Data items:
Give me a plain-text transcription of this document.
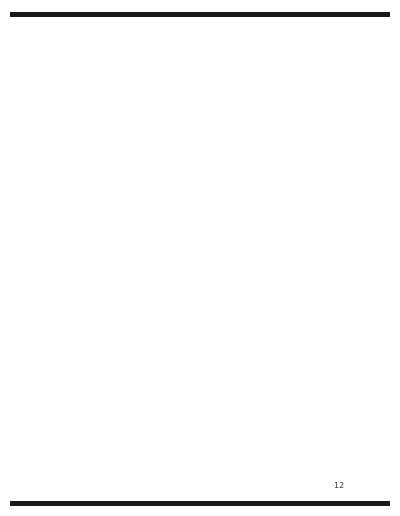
12
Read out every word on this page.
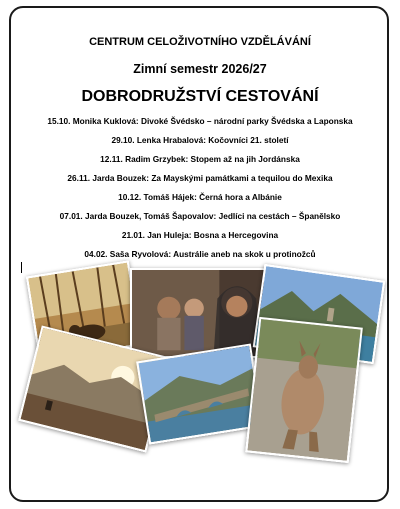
CENTRUM CELOŽIVOTNÍHO VZDĚLÁVÁNÍ
Zimní semestr 2026/27
DOBRODRUŽSTVÍ CESTOVÁNÍ
15.10. Monika Kuklová: Divoké Švédsko – národní parky Švédska a Laponska
29.10. Lenka Hrabalová: Kočovníci 21. století
12.11. Radim Grzybek: Stopem až na jih Jordánska
26.11. Jarda Bouzek: Za Mayskými památkami a tequilou do Mexika
10.12. Tomáš Hájek: Černá hora a Albánie
07.01. Jarda Bouzek, Tomáš Šapovalov: Jedlíci na cestách – Španělsko
21.01. Jan Huleja: Bosna a Hercegovina
04.02. Saša Ryvolová: Austrálie aneb na skok u protinožců
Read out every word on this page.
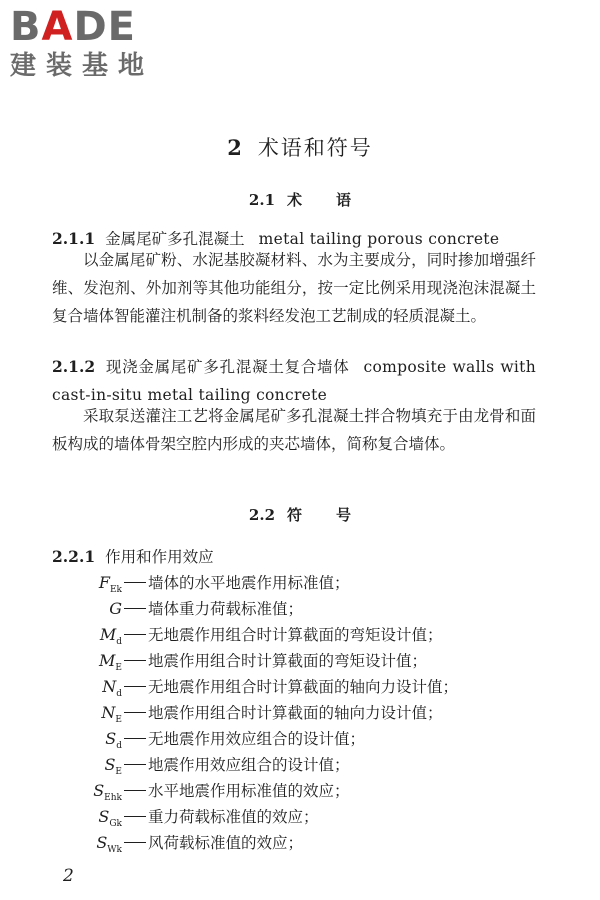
BADE
建装基地
2 术语和符号
2.1 术 语
2.1.1 金属尾矿多孔混凝土 metal tailing porous concrete
以金属尾矿粉、水泥基胶凝材料、水为主要成分，同时掺加增强纤维、发泡剂、外加剂等其他功能组分，按一定比例采用现浇泡沫混凝土复合墙体智能灌注机制备的浆料经发泡工艺制成的轻质混凝土。
2.1.2 现浇金属尾矿多孔混凝土复合墙体 composite walls with cast-in-situ metal tailing concrete
采取泵送灌注工艺将金属尾矿多孔混凝土拌合物填充于由龙骨和面板构成的墙体骨架空腔内形成的夹芯墙体，简称复合墙体。
2.2 符 号
2.2.1 作用和作用效应
$F_{Ek}$ 墙体的水平地震作用标准值；
G 墙体重力荷载标准值；
$M_d$ 无地震作用组合时计算截面的弯矩设计值；
$M_E$ 地震作用组合时计算截面的弯矩设计值；
$N_d$ 无地震作用组合时计算截面的轴向力设计值；
$N_E$ 地震作用组合时计算截面的轴向力设计值；
$S_d$ 无地震作用效应组合的设计值；
$S_E$ 地震作用效应组合的设计值；
$S_{Ehk}$ 水平地震作用标准值的效应；
$S_{Gk}$ 重力荷载标准值的效应；
$S_{Wk}$ 风荷载标准值的效应；
2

▶ **Task directions**:
Using the records above, select and copy every line that has the word "Jarda".

▶ **Output of the task**:
26.11. Jarda Bouzek: Za Mayskými památkami a tequilou do Mexika
07.01. Jarda Bouzek, Tomáš Šapovalov: Jedlíci na cestách – Španělsko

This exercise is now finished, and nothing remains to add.